• What is asked: Below are the records; pull every line that includes "data".

Records about charts and figures
======

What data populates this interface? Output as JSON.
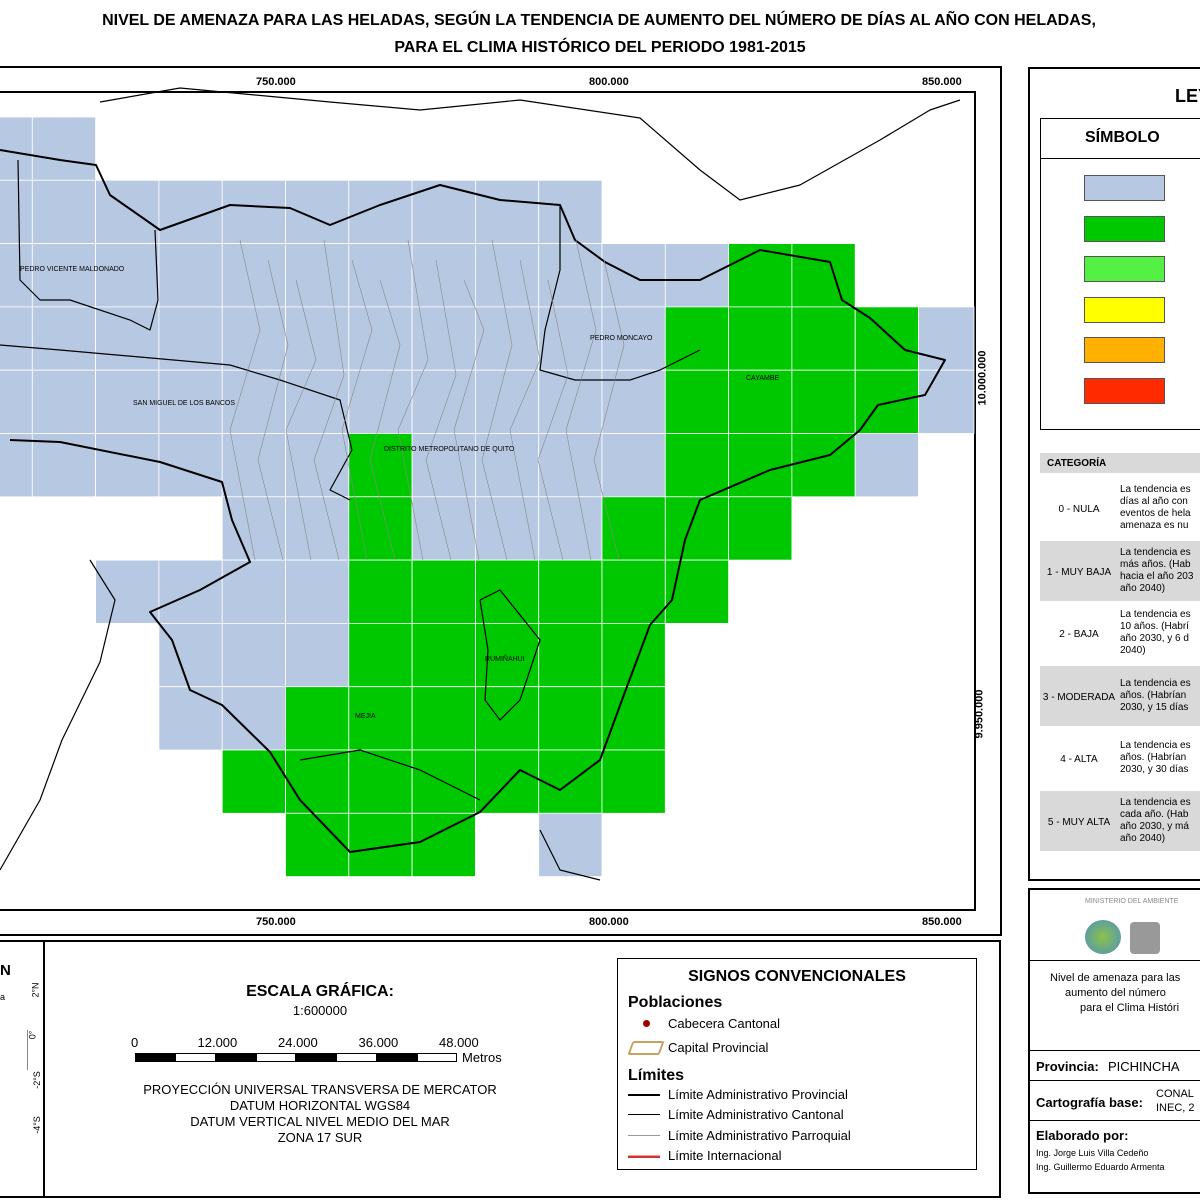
{
  "header": {
    "title_lines": [
      "NIVEL DE AMENAZA PARA LAS HELADAS, SEGÚN LA TENDENCIA DE AUMENTO DEL NÚMERO DE DÍAS AL AÑO CON HELADAS,",
      "PARA EL CLIMA HISTÓRICO DEL PERIODO 1981-2015"
    ]
  },
  "map": {
    "x_ticks_top": [
      "750.000",
      "800.000",
      "850.000"
    ],
    "x_ticks_bottom": [
      "750.000",
      "800.000",
      "850.000"
    ],
    "y_ticks": [
      "10.000.000",
      "9.950.000"
    ],
    "places": [
      "PEDRO VICENTE MALDONADO",
      "SAN MIGUEL DE LOS BANCOS",
      "DISTRITO METROPOLITANO DE QUITO",
      "PEDRO MONCAYO",
      "CAYAMBE",
      "RUMIÑAHUI",
      "MEJIA"
    ]
  },
  "legend": {
    "title": "LEYENDA",
    "symbol_header": "SÍMBOLO",
    "colors": [
      "#b7c9e2",
      "#00c800",
      "#55f044",
      "#ffff00",
      "#ffb000",
      "#ff2a00"
    ],
    "category_header": "CATEGORÍA",
    "rows": [
      {
        "category": "0 - NULA",
        "text_lines": [
          "La tendencia es",
          "días al año con",
          "eventos de hela",
          "amenaza es nu"
        ]
      },
      {
        "category": "1 - MUY BAJA",
        "text_lines": [
          "La tendencia es",
          "más años. (Hab",
          "hacia el año 203",
          "año 2040)"
        ]
      },
      {
        "category": "2 - BAJA",
        "text_lines": [
          "La tendencia es",
          "10 años. (Habrí",
          "año 2030, y 6 d",
          "2040)"
        ]
      },
      {
        "category": "3 - MODERADA",
        "text_lines": [
          "La tendencia es",
          "años. (Habrían",
          "2030, y 15 días"
        ]
      },
      {
        "category": "4 - ALTA",
        "text_lines": [
          "La tendencia es",
          "años. (Habrían",
          "2030, y 30 días"
        ]
      },
      {
        "category": "5 - MUY ALTA",
        "text_lines": [
          "La tendencia es",
          "cada año. (Hab",
          "año 2030, y má",
          "año 2040)"
        ]
      }
    ]
  },
  "locator": {
    "title": "N",
    "label": "a",
    "lat_labels": [
      "2°N",
      "0°",
      "-2°S",
      "-4°S"
    ]
  },
  "scale": {
    "title": "ESCALA GRÁFICA:",
    "ratio": "1:600000",
    "tick_labels": [
      "0",
      "12.000",
      "24.000",
      "36.000",
      "48.000"
    ],
    "unit": "Metros",
    "projection_lines": [
      "PROYECCIÓN UNIVERSAL TRANSVERSA DE MERCATOR",
      "DATUM HORIZONTAL WGS84",
      "DATUM VERTICAL NIVEL MEDIO DEL MAR",
      "ZONA 17 SUR"
    ]
  },
  "signs": {
    "title": "SIGNOS CONVENCIONALES",
    "populations_title": "Poblaciones",
    "populations": [
      "Cabecera Cantonal",
      "Capital Provincial"
    ],
    "limits_title": "Límites",
    "limits": [
      "Límite Administrativo Provincial",
      "Límite Administrativo Cantonal",
      "Límite Administrativo Parroquial",
      "Límite Internacional"
    ]
  },
  "credits": {
    "ministry": "MINISTERIO DEL AMBIENTE",
    "description_lines": [
      "Nivel de amenaza para las",
      "aumento del número",
      "para el Clima Históri"
    ],
    "province_label": "Provincia:",
    "province": "PICHINCHA",
    "cartography_label": "Cartografía base:",
    "cartography_lines": [
      "CONAL",
      "INEC, 2"
    ],
    "made_by_label": "Elaborado por:",
    "authors": [
      "Ing. Jorge Luis Villa Cedeño",
      "Ing. Guillermo Eduardo Armenta"
    ]
  }
}
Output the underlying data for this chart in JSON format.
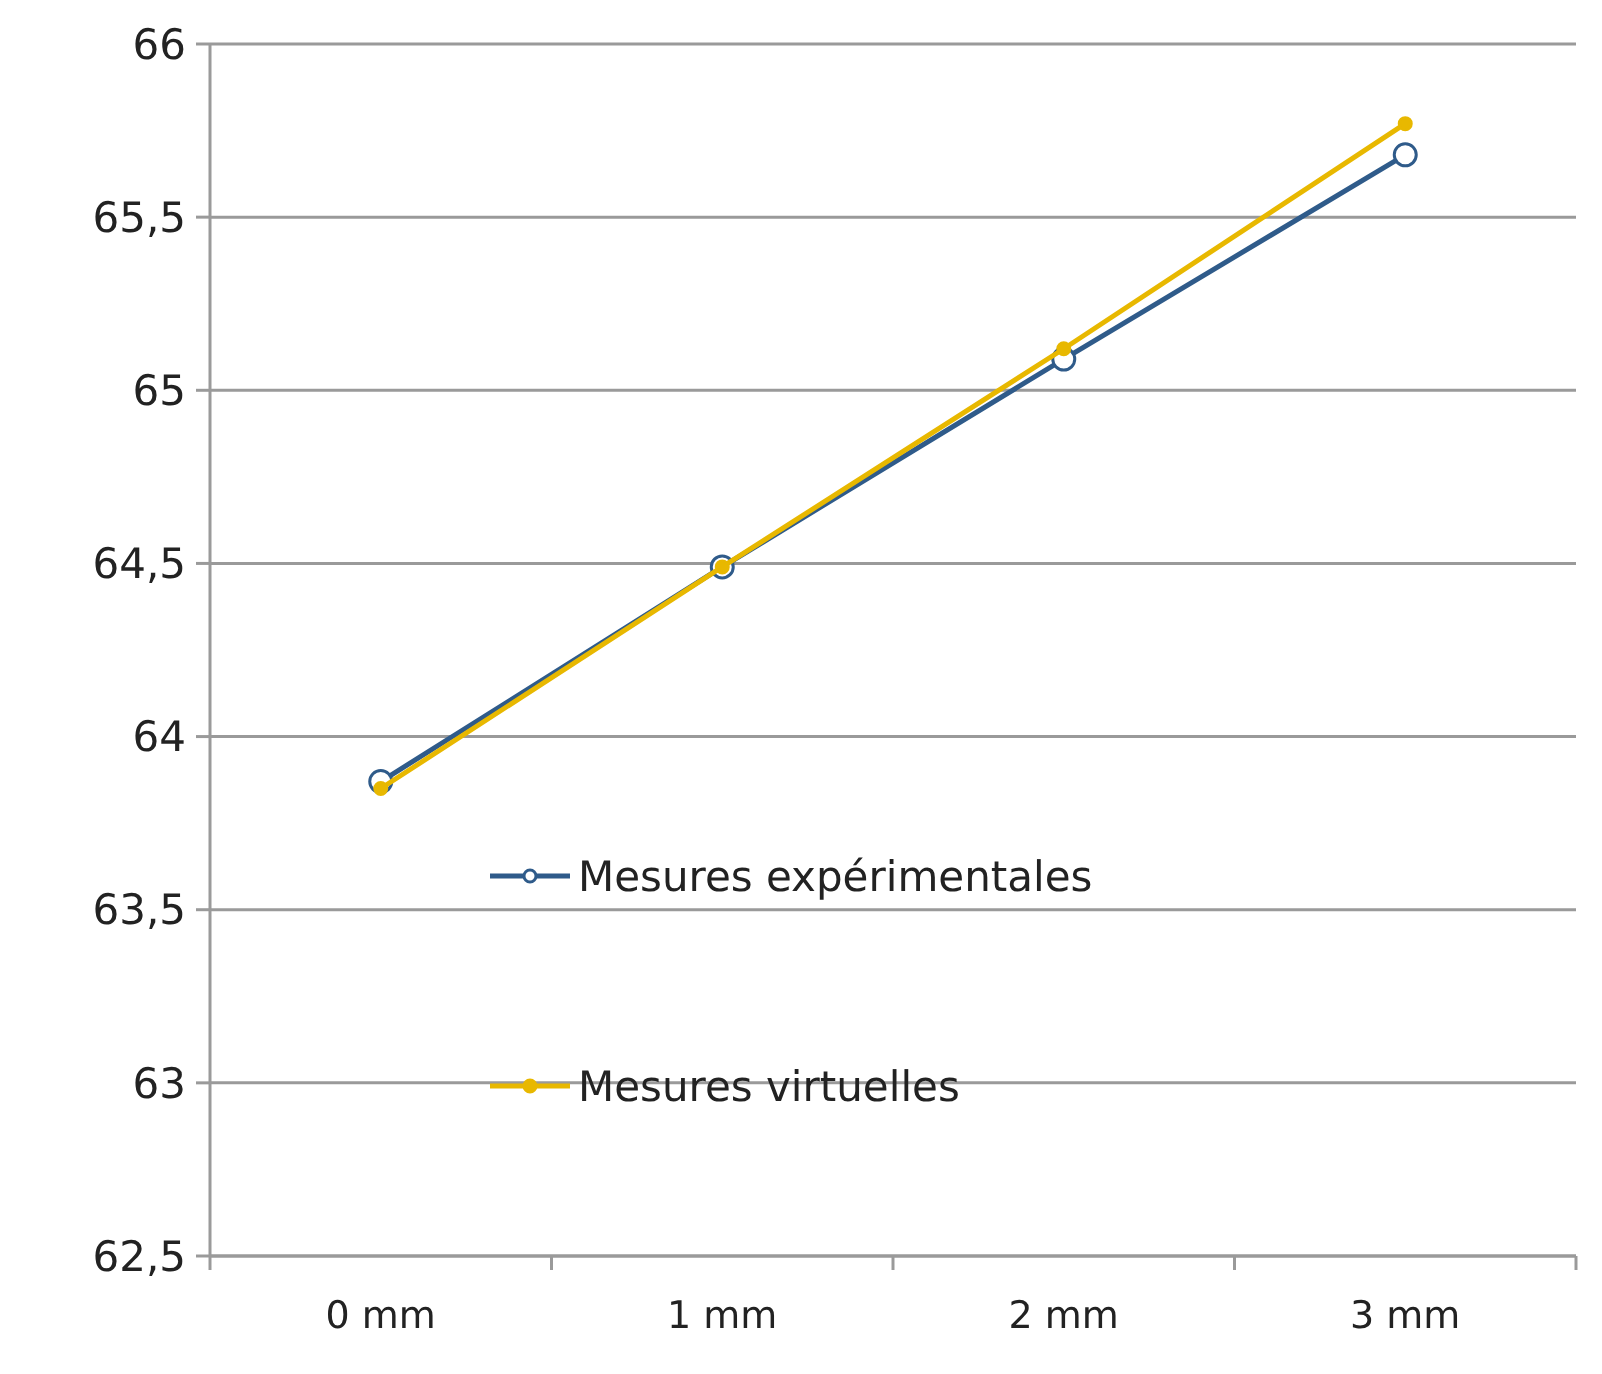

======

• Exercise result:
What data populates this interface? Output as JSON.
Output the underlying data for this chart in JSON format.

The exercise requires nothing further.